神様仏様、ジョージ様……。頼み込まれて作ったのはパーティーにぴったりの豪華・豪快料理。
今回のおはなしのはじまり、はじまり。

招かざる客

「おいジョージ、今度のサンクスギビング、何か予定あんのか?」
「別にないけど、お前は?」
「ある!」
「?? ねー、そーちゃん。この会話っておかしくないかい?」
「何でー」
「何でって、自分にはっきりした予定があったら、普通、人に予定なんか聞く?」
「だって、うちのバカ女房がよー」と言って、そーちゃんは頭を抱えてしまった。よくよく話を聞いてみると、その夏、そーちゃんの奥さんが日本に行った時、会社の奥様達の集まりにお呼ばれし、
「夏もよろしゅうございますが、冬のシアトルもまた素敵で、サンクスギビングを過ぎますと、宅の周りでは家全体にクリスマスの飾り付けをしておりますし、どこのモールに行きましても大賑わいで楽しゅうございます。ぜひ一度お越しいただければ、宅の方でホーム・パーティーの用意ぐらいはさせていただきますわ。ほほほのほー」
と大見栄を切ったそうだ。そこに運悪くガーデニング好きの常務の奥方が同席していて、本場のクリスマスの飾り付けをどうしても見てみたいと言い出し、娘2人を引き連れて1週間もやって来ることになったという。世にも恐ろしい本当の話。
「だったら、加藤に頼めばいいじゃん。お前、学生時代からヤツにずっと飯、作ってもらってただろう」
「だめだ、あいつの料理、旨くねえ」
「バチ当たるよ、お前。よくそんなこと言うよな」
「だからお前に頼んでいるんだろうが。頼むよ、ジョージ。いや、ジョージ様。サンクスギビングにうちへ来て、一品作ってくださいませ。我が家の将来、すべてジョージ様の胸の内ひとつなのでございますだー」
「みじめなもんよのー、宮遣いも。やってやる、やってやるよ。でもな、ひとつだけ条件がある」
「何だ?」
「お前、俺がやることにいっさい口出しするな。わかったか」
「わかった」と大きく首を縦に振ったそーちゃん、だったが……。

データのまとまり
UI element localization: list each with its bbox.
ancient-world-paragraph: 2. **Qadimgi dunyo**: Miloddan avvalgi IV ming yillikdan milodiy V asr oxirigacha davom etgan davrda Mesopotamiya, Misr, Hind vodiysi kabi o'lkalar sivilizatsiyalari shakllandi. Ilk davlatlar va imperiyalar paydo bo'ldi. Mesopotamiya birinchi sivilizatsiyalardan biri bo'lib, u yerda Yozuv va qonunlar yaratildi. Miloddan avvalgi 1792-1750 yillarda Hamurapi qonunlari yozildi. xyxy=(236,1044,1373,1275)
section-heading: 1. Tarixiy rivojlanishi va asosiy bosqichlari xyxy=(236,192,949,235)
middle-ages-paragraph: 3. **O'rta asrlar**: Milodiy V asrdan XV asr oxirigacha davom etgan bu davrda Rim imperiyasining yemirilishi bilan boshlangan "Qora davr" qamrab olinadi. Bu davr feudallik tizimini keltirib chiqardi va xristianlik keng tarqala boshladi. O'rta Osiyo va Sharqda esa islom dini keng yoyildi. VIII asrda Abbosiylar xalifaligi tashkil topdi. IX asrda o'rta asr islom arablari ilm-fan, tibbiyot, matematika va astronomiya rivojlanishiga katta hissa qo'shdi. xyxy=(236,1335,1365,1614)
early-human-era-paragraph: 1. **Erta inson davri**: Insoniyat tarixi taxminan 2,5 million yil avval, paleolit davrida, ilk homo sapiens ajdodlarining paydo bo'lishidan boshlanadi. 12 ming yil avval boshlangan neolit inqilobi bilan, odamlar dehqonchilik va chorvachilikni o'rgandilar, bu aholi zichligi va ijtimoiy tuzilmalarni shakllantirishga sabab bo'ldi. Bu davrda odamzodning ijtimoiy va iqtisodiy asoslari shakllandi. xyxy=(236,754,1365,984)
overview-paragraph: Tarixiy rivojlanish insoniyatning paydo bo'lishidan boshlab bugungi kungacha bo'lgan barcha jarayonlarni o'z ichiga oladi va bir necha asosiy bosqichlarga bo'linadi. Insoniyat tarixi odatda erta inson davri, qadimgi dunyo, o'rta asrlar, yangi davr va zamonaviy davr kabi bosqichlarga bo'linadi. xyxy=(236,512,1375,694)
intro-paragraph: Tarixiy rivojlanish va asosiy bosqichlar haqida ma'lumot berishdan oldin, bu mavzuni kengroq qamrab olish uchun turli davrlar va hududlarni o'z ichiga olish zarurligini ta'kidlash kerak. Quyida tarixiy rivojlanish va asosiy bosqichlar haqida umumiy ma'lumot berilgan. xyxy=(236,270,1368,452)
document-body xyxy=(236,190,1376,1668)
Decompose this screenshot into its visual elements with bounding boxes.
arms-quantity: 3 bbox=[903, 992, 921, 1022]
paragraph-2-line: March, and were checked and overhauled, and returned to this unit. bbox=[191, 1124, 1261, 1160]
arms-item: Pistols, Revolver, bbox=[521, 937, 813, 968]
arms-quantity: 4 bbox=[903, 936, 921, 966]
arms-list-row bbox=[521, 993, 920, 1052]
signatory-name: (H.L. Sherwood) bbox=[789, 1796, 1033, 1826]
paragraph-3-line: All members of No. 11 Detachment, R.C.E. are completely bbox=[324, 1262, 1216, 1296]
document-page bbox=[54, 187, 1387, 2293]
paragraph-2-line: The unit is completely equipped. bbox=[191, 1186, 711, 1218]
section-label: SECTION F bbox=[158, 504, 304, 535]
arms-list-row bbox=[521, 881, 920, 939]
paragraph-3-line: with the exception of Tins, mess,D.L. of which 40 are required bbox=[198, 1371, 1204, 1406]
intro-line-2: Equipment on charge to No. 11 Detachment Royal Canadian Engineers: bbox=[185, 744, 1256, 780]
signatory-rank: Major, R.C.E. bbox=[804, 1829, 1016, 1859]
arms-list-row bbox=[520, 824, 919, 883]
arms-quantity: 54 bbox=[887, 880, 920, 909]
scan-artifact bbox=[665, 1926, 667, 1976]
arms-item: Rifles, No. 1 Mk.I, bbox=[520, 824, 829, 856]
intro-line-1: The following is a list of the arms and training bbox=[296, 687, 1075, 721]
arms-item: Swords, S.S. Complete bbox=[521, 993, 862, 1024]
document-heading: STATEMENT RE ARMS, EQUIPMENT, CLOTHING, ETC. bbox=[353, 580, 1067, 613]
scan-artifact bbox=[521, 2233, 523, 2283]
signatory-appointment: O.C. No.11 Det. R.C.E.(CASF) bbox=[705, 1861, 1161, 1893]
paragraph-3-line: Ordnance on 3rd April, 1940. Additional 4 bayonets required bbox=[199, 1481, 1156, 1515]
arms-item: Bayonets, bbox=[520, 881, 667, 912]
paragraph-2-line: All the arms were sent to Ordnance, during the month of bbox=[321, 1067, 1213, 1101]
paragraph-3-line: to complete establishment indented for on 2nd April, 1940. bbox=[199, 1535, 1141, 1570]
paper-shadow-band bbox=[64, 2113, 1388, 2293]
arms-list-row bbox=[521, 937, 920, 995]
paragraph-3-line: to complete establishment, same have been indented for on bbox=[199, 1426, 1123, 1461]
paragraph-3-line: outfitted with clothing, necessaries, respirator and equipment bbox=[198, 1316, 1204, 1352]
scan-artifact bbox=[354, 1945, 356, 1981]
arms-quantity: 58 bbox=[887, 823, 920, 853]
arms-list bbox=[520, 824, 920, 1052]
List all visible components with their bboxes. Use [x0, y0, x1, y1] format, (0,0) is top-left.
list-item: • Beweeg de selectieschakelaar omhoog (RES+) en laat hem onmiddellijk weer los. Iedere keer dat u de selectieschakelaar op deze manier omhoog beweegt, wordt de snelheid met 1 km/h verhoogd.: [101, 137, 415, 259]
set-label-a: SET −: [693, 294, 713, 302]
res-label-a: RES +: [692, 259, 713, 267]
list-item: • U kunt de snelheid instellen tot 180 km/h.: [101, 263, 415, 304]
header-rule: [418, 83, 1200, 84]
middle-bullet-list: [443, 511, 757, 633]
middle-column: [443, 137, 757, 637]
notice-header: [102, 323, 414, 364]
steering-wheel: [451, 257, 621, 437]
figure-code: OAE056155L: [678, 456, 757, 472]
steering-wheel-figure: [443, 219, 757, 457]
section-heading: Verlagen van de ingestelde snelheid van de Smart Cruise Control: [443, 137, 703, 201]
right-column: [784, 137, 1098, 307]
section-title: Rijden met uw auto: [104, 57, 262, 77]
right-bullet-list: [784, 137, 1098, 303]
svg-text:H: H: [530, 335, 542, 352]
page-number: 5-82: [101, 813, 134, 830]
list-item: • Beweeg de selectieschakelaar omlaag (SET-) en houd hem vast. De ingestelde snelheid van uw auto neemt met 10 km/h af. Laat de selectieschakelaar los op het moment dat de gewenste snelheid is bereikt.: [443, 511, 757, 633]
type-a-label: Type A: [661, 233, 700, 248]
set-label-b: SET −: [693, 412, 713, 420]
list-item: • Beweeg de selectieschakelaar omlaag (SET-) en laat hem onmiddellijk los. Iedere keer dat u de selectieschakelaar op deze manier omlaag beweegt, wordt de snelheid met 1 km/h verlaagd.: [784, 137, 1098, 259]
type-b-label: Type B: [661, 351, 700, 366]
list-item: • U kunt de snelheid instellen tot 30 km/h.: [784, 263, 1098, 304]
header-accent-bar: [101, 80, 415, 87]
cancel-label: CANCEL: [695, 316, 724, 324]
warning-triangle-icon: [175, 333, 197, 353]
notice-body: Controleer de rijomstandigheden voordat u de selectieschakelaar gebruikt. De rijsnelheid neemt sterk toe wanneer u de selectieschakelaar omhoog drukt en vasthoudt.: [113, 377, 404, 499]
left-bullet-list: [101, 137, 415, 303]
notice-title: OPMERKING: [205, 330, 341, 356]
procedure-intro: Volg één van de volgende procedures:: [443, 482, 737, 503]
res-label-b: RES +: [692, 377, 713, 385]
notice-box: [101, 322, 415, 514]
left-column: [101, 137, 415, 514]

**問題:**
• 1. サンクスギビングの話を読んで、次の問いに答えてください。
(a) 常務の奥方は誰を連れて、どれくらいの期間来ることになりましたか。
(b) そーちゃんは加藤の料理をどう言いましたか。
(c) ジョージが出した条件は何ですか。
• 2. サンクスギビングの話を最後の文のあとから引き継いで、続きを書いてください。

**解答:**
• 1.
(a) 娘2人を連れて、1週間来ることになった。
(b) 旨くない、と言った。
(c) ジョージがやることに、いっさい口出ししないこと。

• 2.
そーちゃんの希望する料理はどこで聞いてきたのか、アメリカを代表する『プライム・リブ』だったのだが、ちなみにプライム・リブはアメリカではなくイギリス料理である。ボキャブラリーの少ないアメリカ人が“プライム・リブ”だなんて、洒落た名前を付けられるはずもない。
さて、このプライム・リブ、3点ほど注意すればとても簡単。そーちゃんでもできる料理だ。それでは作り方を教えるよ。「いいか、そーちゃん?」
「……」

プライム・リブ作りのコツ

まず、第一に良い食材選び。リブロースは思い切って“プライム”か“チョイス”を使う。それも必ずトリムされていないリップオン。10パウンドぐらいの塊がベストだろう。もしできれば1週間ぐらい早めに買っておき、家の冷蔵庫のチルド室に入れて熟成させる。そして、焼き始める4時間前に冷蔵庫から取り出し、血をきれいに拭き取りながら常温で戻す。オーブンは450°Fに設定し、1時間前から温めておく。

塩、コショウはオーブンに入れる直前に振り掛ける。それも思いっきり多めに。オーブン・パンに肉を載せ、高温のオーブンの中へ10分程入れて周りに焼き色を付けたら、一度オーブンから出す。中の肉汁が閉じ込められている状態になったら、それ以上周りが焦げないように、アルミホイルかターキー・ホイルで覆ってしまう。たくさんの野菜を肉の下に敷いたり、野菜で覆うこともあるが、野菜やハーブの香りが肉の中まで染みこんでしまうため、安い肉を使うアメリカン・ロースト・ビーフには意味を持つだろうが、高価なプライムになると、かえって肉のいい味を殺してしまうのだ。

そしてオーブンの温度を350°Fまで下げ、ここから本焼きに入る。骨なし牛肉のローストは1パウンドに付き25分と計算するため、10パウンドのロースなら25分×10パウンド=250分=4時間10分。「そんなバカな!」という大きな問題が発生する。

これはアメリカのFDA(食品医薬品局)が食中毒を防ぐために勧める、オーブンの設定温度と調理時間である。すね肉のような硬い肉3パウンドと、柔らかく、しかも脂の良くのったリブロース10パウンドの塊の調理時間を正比例計算で算出したら、4時間後にオーブンから出てくるのは真っ黒になった墨の塊であることは、誰でもわかる。また、各家庭のオーブンの性能は違うので、時間と温度はあくまでも目安にすること。あとは“カン”? えっ? それでは、そーちゃんでもできる簡単料理ではなくなってしまう。
「だよな、そーちゃん」
「……」
そこで必要になってくるのが料理用の温度計。そしてもうひとつ、10パウンド以上のリブ・ロースなら“1パウンド、15~20分”と焼き時間を調節すること。10パウンド以上なら、150分前後にまず一度、肉の中心温度を調べてみる。130°Fであればレア、140°Fならミディアム・レア、ウェルダンに仕上げるなら、中心温度を150°F以上になるまで上げなくてはならないが、こんないい肉は決してウェルダンにしないように。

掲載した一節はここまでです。